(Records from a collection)
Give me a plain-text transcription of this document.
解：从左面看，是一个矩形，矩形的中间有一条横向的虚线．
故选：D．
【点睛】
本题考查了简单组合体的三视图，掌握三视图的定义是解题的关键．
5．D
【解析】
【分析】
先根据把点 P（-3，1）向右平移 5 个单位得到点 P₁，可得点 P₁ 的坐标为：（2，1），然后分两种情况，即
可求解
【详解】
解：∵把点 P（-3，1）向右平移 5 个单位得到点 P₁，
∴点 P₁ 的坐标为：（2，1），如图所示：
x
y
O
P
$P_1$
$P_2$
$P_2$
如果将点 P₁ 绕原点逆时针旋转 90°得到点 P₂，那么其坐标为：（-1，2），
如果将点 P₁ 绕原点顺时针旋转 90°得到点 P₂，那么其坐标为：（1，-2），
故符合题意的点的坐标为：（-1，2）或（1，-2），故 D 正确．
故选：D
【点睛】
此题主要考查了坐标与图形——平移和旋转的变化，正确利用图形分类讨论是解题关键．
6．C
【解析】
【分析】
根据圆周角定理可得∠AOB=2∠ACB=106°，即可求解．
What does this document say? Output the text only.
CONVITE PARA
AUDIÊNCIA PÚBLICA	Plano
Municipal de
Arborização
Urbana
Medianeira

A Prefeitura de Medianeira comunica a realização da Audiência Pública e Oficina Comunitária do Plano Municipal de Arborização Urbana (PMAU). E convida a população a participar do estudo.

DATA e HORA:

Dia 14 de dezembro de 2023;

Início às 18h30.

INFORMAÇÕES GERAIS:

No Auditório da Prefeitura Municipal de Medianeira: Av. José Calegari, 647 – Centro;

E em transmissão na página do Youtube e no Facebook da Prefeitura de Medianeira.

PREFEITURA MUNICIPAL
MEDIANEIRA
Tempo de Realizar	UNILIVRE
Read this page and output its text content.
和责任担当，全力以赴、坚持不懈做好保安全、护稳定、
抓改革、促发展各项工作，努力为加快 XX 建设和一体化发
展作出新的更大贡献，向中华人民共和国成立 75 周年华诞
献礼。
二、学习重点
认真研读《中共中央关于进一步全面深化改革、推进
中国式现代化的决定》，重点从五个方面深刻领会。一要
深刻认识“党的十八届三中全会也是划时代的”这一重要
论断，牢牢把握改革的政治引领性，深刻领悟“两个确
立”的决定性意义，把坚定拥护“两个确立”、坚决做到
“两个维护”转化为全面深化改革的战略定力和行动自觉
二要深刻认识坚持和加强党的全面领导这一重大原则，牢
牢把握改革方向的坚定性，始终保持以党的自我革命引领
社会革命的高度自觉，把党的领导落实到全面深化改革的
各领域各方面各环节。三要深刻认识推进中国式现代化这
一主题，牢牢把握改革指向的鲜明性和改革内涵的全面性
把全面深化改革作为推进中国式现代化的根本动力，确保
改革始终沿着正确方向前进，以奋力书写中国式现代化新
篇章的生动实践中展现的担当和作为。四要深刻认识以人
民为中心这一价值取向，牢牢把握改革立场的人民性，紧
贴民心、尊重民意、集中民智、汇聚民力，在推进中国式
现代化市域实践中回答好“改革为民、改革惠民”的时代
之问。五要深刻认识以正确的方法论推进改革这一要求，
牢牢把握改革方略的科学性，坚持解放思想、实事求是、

**SHORT PROBLEM:** Take every line from the data above that holds "Plano" and copy it out.

**RESULT OF THE EXERCISE:**
AUDIÊNCIA PÚBLICA	Plano
A Prefeitura de Medianeira comunica a realização da Audiência Pública e Oficina Comunitária do Plano Municipal de Arborização Urbana (PMAU). E convida a população a participar do estudo.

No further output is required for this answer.